THE TASK: Your copy of the material must match it exactly, except that pictures are dropped.

DATA PROVIDED:
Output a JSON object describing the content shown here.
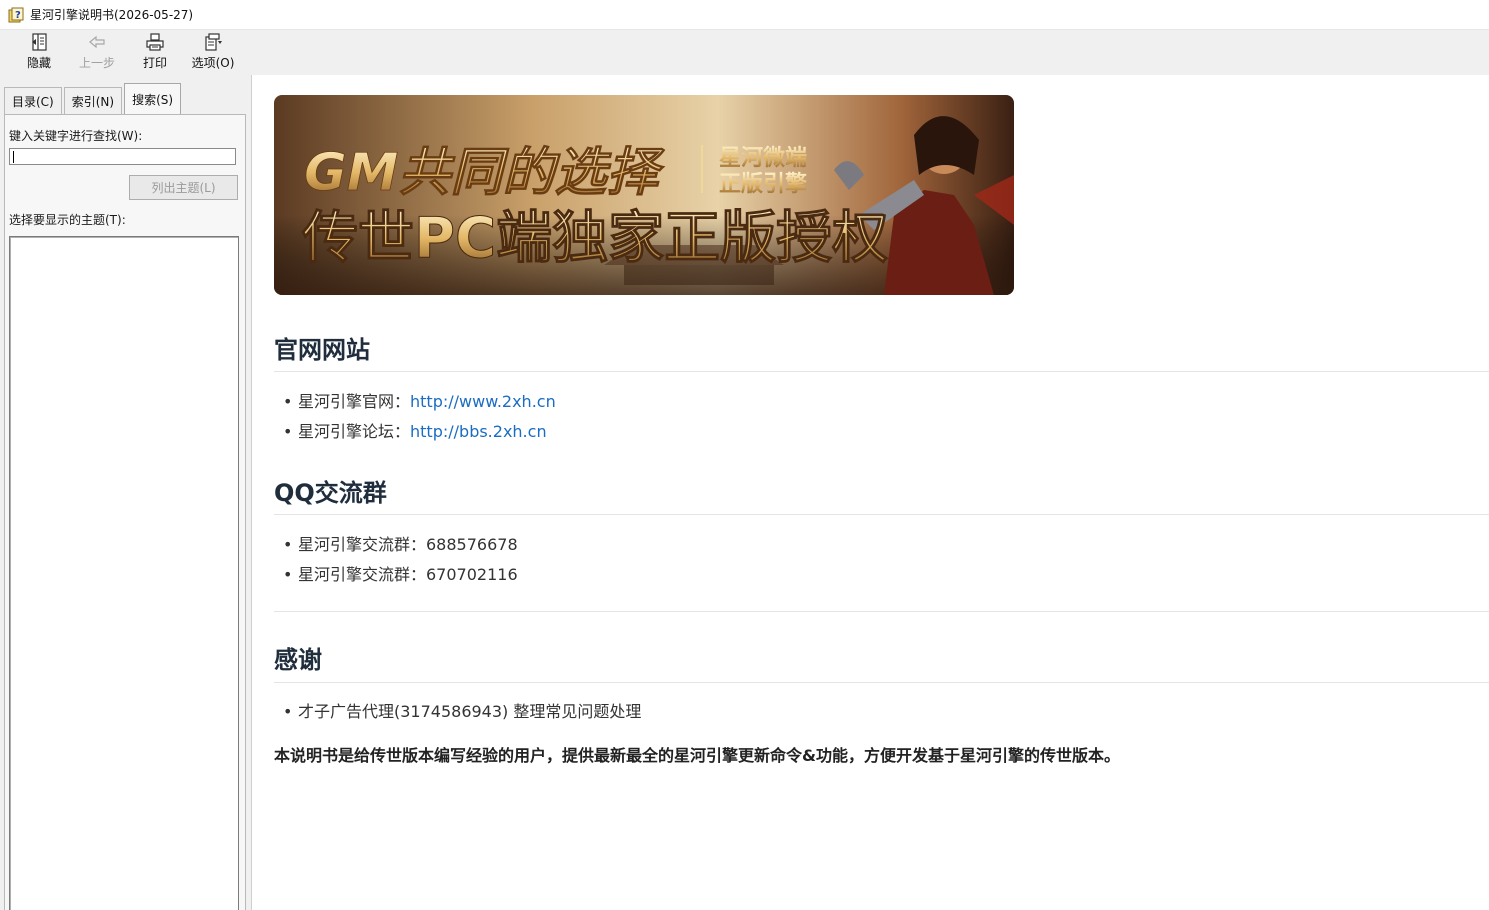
{
  "window": {
    "title": "星河引擎说明书(2026-05-27)"
  },
  "toolbar": {
    "hide_label": "隐藏",
    "back_label": "上一步",
    "print_label": "打印",
    "options_label": "选项(O)"
  },
  "sidebar": {
    "tabs": [
      {
        "label": "目录(C)"
      },
      {
        "label": "索引(N)"
      },
      {
        "label": "搜索(S)"
      }
    ],
    "active_tab": 2,
    "keyword_label": "键入关键字进行查找(W):",
    "keyword_value": "",
    "list_button_label": "列出主题(L)",
    "topics_label": "选择要显示的主题(T):"
  },
  "banner": {
    "line1": "GM共同的选择",
    "line1_side_top": "星河微端",
    "line1_side_bottom": "正版引擎",
    "line2": "传世PC端独家正版授权"
  },
  "sections": {
    "website": {
      "title": "官网网站",
      "items": [
        {
          "prefix": "星河引擎官网：",
          "link": "http://www.2xh.cn"
        },
        {
          "prefix": "星河引擎论坛：",
          "link": "http://bbs.2xh.cn"
        }
      ]
    },
    "qq": {
      "title": "QQ交流群",
      "items": [
        {
          "text": "星河引擎交流群：688576678"
        },
        {
          "text": "星河引擎交流群：670702116"
        }
      ]
    },
    "thanks": {
      "title": "感谢",
      "items": [
        {
          "text": "才子广告代理(3174586943) 整理常见问题处理"
        }
      ]
    }
  },
  "footer_text": "本说明书是给传世版本编写经验的用户，提供最新最全的星河引擎更新命令&功能，方便开发基于星河引擎的传世版本。",
  "colors": {
    "link": "#1a6dc2",
    "heading": "#1f2d3d",
    "toolbar_bg": "#f0f0f0"
  }
}
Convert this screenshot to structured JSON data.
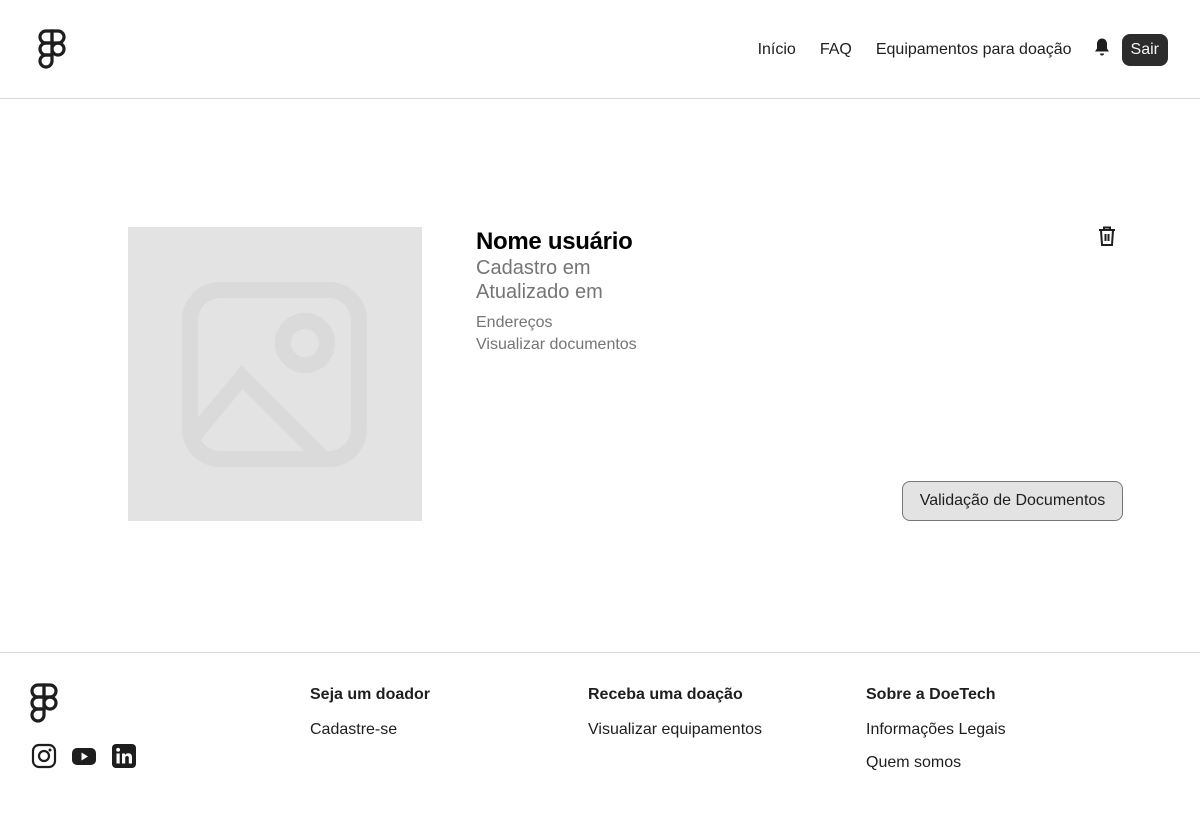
{
  "header": {
    "nav": {
      "inicio": "Início",
      "faq": "FAQ",
      "equipamentos": "Equipamentos para doação"
    },
    "logout_label": "Sair"
  },
  "profile": {
    "name": "Nome usuário",
    "registered": "Cadastro em",
    "updated": "Atualizado em",
    "addresses_link": "Endereços",
    "documents_link": "Visualizar documentos",
    "validate_button": "Validação de Documentos",
    "image_icon": "image-placeholder-icon",
    "delete_icon": "trash-icon"
  },
  "footer": {
    "socials": [
      "instagram-icon",
      "youtube-icon",
      "linkedin-icon"
    ],
    "columns": [
      {
        "title": "Seja um doador",
        "links": [
          "Cadastre-se"
        ]
      },
      {
        "title": "Receba uma doação",
        "links": [
          "Visualizar equipamentos"
        ]
      },
      {
        "title": "Sobre a DoeTech",
        "links": [
          "Informações Legais",
          "Quem somos"
        ]
      }
    ]
  },
  "colors": {
    "text": "#1e1e1e",
    "muted": "#757575",
    "placeholder_bg": "#e3e3e3",
    "button_dark": "#2c2c2c",
    "divider": "#d9d9d9"
  }
}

FINISHED ANSWER:
Output a JSON object describing the content shown here.
{
  "window": {
    "title": "星河引擎说明书(2026-05-27)"
  },
  "toolbar": {
    "hide_label": "隐藏",
    "back_label": "上一步",
    "print_label": "打印",
    "options_label": "选项(O)"
  },
  "sidebar": {
    "tabs": [
      {
        "label": "目录(C)"
      },
      {
        "label": "索引(N)"
      },
      {
        "label": "搜索(S)"
      }
    ],
    "active_tab": 2,
    "keyword_label": "键入关键字进行查找(W):",
    "keyword_value": "",
    "list_button_label": "列出主题(L)",
    "topics_label": "选择要显示的主题(T):"
  },
  "banner": {
    "line1": "GM共同的选择",
    "line1_side_top": "星河微端",
    "line1_side_bottom": "正版引擎",
    "line2": "传世PC端独家正版授权"
  },
  "sections": {
    "website": {
      "title": "官网网站",
      "items": [
        {
          "prefix": "星河引擎官网：",
          "link": "http://www.2xh.cn"
        },
        {
          "prefix": "星河引擎论坛：",
          "link": "http://bbs.2xh.cn"
        }
      ]
    },
    "qq": {
      "title": "QQ交流群",
      "items": [
        {
          "text": "星河引擎交流群：688576678"
        },
        {
          "text": "星河引擎交流群：670702116"
        }
      ]
    },
    "thanks": {
      "title": "感谢",
      "items": [
        {
          "text": "才子广告代理(3174586943) 整理常见问题处理"
        }
      ]
    }
  },
  "footer_text": "本说明书是给传世版本编写经验的用户，提供最新最全的星河引擎更新命令&功能，方便开发基于星河引擎的传世版本。",
  "colors": {
    "link": "#1a6dc2",
    "heading": "#1f2d3d",
    "toolbar_bg": "#f0f0f0"
  }
}
Convert this screenshot to structured JSON data.
{
  "header": {
    "nav": {
      "inicio": "Início",
      "faq": "FAQ",
      "equipamentos": "Equipamentos para doação"
    },
    "logout_label": "Sair"
  },
  "profile": {
    "name": "Nome usuário",
    "registered": "Cadastro em",
    "updated": "Atualizado em",
    "addresses_link": "Endereços",
    "documents_link": "Visualizar documentos",
    "validate_button": "Validação de Documentos",
    "image_icon": "image-placeholder-icon",
    "delete_icon": "trash-icon"
  },
  "footer": {
    "socials": [
      "instagram-icon",
      "youtube-icon",
      "linkedin-icon"
    ],
    "columns": [
      {
        "title": "Seja um doador",
        "links": [
          "Cadastre-se"
        ]
      },
      {
        "title": "Receba uma doação",
        "links": [
          "Visualizar equipamentos"
        ]
      },
      {
        "title": "Sobre a DoeTech",
        "links": [
          "Informações Legais",
          "Quem somos"
        ]
      }
    ]
  },
  "colors": {
    "text": "#1e1e1e",
    "muted": "#757575",
    "placeholder_bg": "#e3e3e3",
    "button_dark": "#2c2c2c",
    "divider": "#d9d9d9"
  }
}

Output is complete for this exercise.